## Instruções da tarefa:
Transcreva, sem nenhuma alteração, o trecho que vai da primeira linha até a linha que contém "779, 92, 798]", incluindo as duas.

## Material da tarefa:
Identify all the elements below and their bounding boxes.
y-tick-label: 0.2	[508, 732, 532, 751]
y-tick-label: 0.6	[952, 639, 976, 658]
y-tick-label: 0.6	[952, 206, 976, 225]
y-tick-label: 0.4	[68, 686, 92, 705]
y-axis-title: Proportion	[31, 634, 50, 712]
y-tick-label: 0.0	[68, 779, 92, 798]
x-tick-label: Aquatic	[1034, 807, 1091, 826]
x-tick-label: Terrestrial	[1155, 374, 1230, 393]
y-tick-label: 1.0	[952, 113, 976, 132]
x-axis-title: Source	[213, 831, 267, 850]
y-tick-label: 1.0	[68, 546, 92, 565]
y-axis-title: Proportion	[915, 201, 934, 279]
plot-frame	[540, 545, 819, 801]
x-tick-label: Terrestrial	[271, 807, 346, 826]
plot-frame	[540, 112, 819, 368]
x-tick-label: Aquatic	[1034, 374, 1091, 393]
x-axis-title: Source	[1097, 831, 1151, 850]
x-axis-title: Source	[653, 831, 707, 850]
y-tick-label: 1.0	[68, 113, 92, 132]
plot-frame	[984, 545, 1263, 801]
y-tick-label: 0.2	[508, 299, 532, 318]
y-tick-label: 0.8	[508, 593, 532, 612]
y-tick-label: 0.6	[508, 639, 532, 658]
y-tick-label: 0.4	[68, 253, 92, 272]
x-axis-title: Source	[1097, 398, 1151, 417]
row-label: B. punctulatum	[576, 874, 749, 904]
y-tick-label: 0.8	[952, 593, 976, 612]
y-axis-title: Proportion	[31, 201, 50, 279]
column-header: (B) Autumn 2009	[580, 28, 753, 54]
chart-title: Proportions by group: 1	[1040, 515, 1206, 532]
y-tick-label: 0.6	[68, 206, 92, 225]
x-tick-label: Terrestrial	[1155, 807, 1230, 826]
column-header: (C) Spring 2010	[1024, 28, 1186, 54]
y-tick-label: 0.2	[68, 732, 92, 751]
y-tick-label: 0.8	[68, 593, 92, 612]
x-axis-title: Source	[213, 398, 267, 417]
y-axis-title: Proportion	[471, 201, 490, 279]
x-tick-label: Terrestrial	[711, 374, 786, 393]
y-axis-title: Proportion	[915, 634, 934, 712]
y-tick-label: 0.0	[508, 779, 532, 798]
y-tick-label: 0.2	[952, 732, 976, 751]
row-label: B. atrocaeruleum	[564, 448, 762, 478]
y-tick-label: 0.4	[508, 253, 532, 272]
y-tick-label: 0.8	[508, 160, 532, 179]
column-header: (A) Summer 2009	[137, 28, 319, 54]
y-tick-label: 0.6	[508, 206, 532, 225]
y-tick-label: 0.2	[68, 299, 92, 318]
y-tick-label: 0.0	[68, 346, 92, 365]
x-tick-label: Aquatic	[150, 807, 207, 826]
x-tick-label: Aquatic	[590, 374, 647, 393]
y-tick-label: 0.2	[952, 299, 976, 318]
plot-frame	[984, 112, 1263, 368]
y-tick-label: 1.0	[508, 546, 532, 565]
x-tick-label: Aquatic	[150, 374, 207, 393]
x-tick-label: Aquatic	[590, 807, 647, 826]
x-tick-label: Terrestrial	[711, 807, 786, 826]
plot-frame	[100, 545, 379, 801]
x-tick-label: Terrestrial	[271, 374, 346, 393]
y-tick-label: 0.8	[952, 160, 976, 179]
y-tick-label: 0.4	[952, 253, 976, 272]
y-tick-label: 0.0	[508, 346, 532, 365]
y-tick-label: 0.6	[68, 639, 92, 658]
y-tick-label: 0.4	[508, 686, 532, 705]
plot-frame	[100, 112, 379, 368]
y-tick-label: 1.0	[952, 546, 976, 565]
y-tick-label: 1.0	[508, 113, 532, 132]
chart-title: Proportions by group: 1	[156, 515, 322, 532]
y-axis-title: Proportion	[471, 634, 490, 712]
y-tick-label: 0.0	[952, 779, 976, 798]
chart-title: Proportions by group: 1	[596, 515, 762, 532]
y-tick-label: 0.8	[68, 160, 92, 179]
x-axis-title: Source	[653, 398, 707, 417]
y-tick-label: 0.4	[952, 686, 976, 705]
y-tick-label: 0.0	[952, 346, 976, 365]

## Resposta completa:
Identify all the elements below and their bounding boxes.
y-tick-label: 0.2	[508, 732, 532, 751]
y-tick-label: 0.6	[952, 639, 976, 658]
y-tick-label: 0.6	[952, 206, 976, 225]
y-tick-label: 0.4	[68, 686, 92, 705]
y-axis-title: Proportion	[31, 634, 50, 712]
y-tick-label: 0.0	[68, 779, 92, 798]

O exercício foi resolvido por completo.